*Activity*. Lines holding the string "Google" in the listing below are to be copied.

*Data extracts*.

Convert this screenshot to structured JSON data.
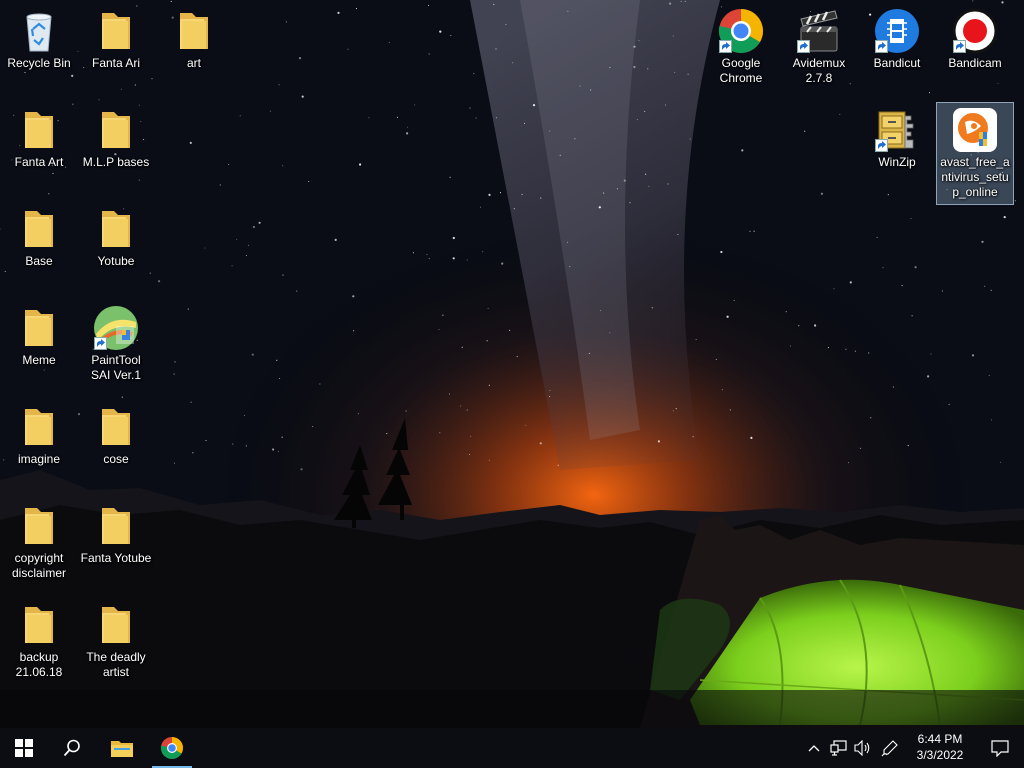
{
  "desktop": {
    "left_icons": [
      {
        "label": "Recycle Bin",
        "icon": "recycle-bin-icon"
      },
      {
        "label": "Fanta Ari",
        "icon": "folder-icon"
      },
      {
        "label": "art",
        "icon": "folder-icon"
      },
      {
        "label": "Fanta Art",
        "icon": "folder-icon"
      },
      {
        "label": "M.L.P bases",
        "icon": "folder-icon"
      },
      {
        "label": "Base",
        "icon": "folder-icon"
      },
      {
        "label": "Yotube",
        "icon": "folder-icon"
      },
      {
        "label": "Meme",
        "icon": "folder-icon"
      },
      {
        "label": "PaintTool SAI Ver.1",
        "icon": "painttool-sai-icon"
      },
      {
        "label": "imagine",
        "icon": "folder-icon"
      },
      {
        "label": "cose",
        "icon": "folder-icon"
      },
      {
        "label": "copyright disclaimer",
        "icon": "folder-icon"
      },
      {
        "label": "Fanta Yotube",
        "icon": "folder-icon"
      },
      {
        "label": "backup 21.06.18",
        "icon": "folder-icon"
      },
      {
        "label": "The deadly artist",
        "icon": "folder-icon"
      }
    ],
    "right_icons": [
      {
        "label": "Google Chrome",
        "icon": "chrome-icon"
      },
      {
        "label": "Avidemux 2.7.8",
        "icon": "avidemux-clapperboard-icon"
      },
      {
        "label": "Bandicut",
        "icon": "bandicut-film-icon"
      },
      {
        "label": "Bandicam",
        "icon": "bandicam-record-icon"
      },
      {
        "label": "WinZip",
        "icon": "winzip-cabinet-icon"
      },
      {
        "label": "avast_free_antivirus_setup_online",
        "icon": "avast-installer-icon"
      }
    ]
  },
  "taskbar": {
    "start": "windows-start-icon",
    "search": "search-icon",
    "pinned": [
      {
        "name": "File Explorer",
        "icon": "file-explorer-icon"
      },
      {
        "name": "Google Chrome",
        "icon": "chrome-icon",
        "active": true
      }
    ],
    "tray_icons": [
      "chevron-up-icon",
      "network-icon",
      "volume-icon",
      "pen-ink-icon"
    ],
    "clock": {
      "time": "6:44 PM",
      "date": "3/3/2022"
    },
    "notifications": "action-center-icon"
  },
  "colors": {
    "folder": "#f3cf62",
    "taskbar": "#0b0d12",
    "accent": "#76b9ed",
    "tent": "#8fe02a"
  }
}
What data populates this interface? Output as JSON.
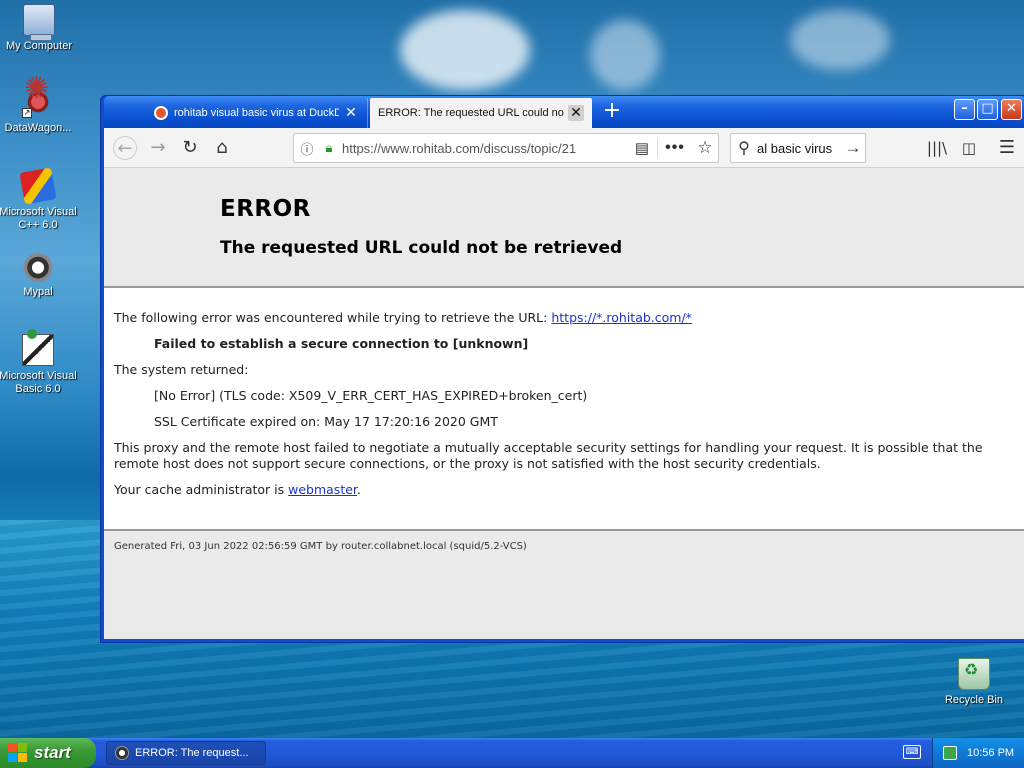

*Task result*.
        "label": "Google Chrome",
        "name": "Google Chrome",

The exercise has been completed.